(Figure collection entries)

* * * *

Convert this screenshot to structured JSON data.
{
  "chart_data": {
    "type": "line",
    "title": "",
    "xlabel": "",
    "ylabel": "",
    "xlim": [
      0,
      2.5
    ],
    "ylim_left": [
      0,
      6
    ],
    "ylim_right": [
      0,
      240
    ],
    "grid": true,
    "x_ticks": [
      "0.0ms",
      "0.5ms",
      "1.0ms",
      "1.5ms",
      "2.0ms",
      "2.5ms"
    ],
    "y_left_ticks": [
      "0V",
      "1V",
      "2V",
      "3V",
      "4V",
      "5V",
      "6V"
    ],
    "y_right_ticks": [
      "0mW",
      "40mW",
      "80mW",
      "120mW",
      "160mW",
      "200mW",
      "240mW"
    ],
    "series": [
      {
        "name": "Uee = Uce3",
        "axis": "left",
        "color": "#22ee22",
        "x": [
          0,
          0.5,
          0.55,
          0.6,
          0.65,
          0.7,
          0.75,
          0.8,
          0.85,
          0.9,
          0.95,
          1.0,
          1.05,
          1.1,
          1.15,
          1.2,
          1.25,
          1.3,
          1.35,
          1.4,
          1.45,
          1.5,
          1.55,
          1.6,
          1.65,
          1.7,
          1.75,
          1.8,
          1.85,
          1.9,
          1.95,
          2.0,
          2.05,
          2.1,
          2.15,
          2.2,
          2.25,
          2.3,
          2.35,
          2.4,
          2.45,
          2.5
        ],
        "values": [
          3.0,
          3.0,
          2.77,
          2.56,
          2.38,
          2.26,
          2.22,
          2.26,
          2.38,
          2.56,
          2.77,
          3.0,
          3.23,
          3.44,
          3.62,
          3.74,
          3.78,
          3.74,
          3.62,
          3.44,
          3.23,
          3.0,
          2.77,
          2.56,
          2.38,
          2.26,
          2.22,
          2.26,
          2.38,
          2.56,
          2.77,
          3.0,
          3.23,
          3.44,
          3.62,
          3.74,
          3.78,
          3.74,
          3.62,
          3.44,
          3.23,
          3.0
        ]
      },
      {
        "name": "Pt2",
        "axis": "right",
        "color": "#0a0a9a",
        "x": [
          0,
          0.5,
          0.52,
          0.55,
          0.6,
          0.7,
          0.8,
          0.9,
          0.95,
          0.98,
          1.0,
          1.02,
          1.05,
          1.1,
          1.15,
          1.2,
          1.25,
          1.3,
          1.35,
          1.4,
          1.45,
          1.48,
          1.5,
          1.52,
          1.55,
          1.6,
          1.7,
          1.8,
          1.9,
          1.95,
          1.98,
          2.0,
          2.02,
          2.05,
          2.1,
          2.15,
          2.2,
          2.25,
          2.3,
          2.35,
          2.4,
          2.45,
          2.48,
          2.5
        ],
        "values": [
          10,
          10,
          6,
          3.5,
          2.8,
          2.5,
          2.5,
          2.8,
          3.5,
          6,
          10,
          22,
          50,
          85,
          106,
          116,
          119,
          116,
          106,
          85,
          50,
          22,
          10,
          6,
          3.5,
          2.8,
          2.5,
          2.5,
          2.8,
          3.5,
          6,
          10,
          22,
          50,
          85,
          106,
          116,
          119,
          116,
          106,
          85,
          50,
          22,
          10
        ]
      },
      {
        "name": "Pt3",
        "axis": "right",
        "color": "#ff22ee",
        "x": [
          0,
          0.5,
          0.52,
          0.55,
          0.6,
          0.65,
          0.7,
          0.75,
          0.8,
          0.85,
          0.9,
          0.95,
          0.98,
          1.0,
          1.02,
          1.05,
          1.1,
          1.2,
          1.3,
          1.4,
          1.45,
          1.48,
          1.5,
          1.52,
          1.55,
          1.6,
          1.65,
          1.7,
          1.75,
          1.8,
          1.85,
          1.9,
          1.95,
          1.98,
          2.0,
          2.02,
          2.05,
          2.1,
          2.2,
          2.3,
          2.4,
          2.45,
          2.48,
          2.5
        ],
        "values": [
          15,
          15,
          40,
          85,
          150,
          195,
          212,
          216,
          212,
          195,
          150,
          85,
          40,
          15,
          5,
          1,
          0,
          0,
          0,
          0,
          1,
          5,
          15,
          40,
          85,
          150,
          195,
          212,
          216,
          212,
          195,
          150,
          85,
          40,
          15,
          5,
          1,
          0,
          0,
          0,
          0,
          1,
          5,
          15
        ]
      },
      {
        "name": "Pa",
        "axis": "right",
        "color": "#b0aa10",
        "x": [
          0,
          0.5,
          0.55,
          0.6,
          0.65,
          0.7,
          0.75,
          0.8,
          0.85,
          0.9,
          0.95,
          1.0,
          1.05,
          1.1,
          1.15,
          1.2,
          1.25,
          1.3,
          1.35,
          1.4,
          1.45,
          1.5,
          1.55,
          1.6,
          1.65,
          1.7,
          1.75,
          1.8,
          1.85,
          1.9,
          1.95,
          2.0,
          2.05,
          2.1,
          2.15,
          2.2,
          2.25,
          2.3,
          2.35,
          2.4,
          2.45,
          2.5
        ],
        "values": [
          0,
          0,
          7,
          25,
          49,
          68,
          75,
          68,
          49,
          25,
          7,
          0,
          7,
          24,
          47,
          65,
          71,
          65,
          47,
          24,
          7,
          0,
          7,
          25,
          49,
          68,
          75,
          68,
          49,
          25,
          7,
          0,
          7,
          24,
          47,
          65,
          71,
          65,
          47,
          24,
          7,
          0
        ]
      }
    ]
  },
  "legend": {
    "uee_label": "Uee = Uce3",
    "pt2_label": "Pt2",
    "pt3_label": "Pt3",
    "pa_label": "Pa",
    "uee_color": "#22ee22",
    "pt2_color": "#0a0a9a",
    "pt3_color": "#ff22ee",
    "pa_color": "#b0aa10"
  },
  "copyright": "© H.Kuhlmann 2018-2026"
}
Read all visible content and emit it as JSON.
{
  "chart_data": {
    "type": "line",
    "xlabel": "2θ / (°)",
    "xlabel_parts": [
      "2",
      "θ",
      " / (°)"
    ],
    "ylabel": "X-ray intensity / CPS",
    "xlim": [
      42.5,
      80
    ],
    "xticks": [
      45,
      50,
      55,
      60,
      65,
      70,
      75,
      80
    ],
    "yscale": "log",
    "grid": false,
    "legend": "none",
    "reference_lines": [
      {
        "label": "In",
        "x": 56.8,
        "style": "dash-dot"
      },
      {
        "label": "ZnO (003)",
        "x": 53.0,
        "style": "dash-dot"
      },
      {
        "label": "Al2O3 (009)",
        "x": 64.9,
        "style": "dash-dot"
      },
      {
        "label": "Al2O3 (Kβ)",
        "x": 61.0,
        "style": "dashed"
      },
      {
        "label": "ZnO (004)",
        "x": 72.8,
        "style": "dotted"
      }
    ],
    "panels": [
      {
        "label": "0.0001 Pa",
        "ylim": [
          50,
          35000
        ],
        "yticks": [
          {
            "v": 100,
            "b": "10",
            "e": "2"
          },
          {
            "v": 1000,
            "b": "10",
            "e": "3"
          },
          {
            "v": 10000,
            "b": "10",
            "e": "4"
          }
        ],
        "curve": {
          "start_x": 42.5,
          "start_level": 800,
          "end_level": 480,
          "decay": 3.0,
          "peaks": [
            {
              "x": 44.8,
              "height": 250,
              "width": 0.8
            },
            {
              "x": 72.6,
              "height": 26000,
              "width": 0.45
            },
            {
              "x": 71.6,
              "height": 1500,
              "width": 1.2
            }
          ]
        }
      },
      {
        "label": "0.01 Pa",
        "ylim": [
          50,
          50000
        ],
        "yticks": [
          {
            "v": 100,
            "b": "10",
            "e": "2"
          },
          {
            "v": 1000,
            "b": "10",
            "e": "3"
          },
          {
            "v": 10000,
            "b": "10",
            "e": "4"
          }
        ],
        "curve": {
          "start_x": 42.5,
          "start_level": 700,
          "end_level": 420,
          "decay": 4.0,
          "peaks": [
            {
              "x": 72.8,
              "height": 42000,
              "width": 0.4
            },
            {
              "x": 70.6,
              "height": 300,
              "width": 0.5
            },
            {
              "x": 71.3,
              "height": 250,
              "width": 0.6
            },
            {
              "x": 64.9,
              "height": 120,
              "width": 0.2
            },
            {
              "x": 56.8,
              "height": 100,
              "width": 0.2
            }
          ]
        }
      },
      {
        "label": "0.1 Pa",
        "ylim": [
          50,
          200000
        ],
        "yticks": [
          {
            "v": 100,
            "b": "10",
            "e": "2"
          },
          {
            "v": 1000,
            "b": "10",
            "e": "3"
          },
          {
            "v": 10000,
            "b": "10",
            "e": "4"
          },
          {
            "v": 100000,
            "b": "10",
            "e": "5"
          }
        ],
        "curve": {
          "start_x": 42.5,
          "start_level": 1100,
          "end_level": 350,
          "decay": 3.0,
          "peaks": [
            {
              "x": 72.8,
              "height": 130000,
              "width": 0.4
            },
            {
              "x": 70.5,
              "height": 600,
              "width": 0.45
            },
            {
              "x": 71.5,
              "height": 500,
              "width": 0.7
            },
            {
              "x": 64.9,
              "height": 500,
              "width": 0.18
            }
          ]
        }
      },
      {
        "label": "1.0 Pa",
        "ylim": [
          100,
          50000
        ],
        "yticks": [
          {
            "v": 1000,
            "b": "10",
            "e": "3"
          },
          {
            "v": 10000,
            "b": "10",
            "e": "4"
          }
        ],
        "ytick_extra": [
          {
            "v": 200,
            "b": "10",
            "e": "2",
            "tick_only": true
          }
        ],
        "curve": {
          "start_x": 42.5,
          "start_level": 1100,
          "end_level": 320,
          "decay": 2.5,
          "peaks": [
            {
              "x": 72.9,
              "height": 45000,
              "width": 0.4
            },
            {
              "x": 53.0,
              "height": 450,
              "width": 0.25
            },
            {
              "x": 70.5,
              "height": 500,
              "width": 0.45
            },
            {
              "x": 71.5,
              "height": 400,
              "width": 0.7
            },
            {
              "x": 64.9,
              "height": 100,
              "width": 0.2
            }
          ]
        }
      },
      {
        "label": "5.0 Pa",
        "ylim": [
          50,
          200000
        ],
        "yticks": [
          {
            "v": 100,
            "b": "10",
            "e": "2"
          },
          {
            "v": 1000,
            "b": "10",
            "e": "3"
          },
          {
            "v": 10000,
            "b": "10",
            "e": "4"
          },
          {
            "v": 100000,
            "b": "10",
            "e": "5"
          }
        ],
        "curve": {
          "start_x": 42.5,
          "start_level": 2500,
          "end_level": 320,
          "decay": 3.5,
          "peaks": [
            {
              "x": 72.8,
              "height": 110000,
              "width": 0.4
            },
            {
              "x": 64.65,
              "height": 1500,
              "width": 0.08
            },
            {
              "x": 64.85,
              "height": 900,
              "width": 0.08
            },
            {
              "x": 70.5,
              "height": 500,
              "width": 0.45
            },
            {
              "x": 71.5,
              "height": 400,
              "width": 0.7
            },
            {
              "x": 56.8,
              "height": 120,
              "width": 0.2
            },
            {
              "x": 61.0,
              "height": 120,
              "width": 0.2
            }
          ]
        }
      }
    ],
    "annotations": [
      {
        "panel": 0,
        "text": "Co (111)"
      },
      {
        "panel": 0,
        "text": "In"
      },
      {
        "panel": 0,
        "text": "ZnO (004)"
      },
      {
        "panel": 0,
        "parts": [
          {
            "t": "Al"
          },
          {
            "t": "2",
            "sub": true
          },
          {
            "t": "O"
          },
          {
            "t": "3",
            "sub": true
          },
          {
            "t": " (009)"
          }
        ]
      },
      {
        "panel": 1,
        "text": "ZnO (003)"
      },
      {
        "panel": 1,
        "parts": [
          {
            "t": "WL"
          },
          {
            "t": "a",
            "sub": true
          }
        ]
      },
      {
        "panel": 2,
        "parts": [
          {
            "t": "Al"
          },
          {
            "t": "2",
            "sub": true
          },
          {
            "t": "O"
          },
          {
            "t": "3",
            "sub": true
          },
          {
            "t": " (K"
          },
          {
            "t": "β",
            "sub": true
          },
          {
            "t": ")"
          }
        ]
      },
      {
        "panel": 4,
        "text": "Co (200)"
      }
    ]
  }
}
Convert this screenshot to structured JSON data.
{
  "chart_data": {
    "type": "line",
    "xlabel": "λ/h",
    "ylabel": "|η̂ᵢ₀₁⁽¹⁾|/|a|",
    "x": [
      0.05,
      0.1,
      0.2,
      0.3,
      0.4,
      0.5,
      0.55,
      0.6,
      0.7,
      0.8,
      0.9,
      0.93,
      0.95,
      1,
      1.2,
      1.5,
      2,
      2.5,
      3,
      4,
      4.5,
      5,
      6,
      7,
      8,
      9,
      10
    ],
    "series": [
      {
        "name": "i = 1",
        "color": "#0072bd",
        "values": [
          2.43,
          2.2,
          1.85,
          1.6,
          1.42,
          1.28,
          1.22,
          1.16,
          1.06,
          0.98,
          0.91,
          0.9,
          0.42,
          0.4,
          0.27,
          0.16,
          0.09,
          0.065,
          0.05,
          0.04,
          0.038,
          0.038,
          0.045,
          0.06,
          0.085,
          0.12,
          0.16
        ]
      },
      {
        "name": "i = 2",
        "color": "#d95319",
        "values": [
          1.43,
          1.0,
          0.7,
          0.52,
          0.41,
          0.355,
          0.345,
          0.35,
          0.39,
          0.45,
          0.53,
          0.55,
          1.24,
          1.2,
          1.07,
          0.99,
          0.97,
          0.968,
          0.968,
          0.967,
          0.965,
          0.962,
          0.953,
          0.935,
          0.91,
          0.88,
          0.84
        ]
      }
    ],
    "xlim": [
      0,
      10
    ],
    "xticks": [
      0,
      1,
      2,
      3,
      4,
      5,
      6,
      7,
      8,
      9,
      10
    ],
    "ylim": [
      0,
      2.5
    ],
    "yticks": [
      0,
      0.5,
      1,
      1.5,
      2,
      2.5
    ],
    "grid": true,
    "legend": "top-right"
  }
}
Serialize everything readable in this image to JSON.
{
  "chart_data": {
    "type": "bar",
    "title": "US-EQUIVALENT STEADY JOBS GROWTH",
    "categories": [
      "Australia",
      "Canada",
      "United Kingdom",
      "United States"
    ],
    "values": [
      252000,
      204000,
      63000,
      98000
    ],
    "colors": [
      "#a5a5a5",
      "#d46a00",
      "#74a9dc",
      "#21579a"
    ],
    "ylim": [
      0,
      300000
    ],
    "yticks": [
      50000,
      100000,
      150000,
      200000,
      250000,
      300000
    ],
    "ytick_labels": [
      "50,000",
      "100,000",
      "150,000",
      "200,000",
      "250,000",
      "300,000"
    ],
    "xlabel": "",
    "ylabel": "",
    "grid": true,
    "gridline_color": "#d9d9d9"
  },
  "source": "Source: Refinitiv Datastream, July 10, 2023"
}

* * * *

Reply with nothing but a number: how many lines of the entries above contain the string "ylabel"?

Final result
4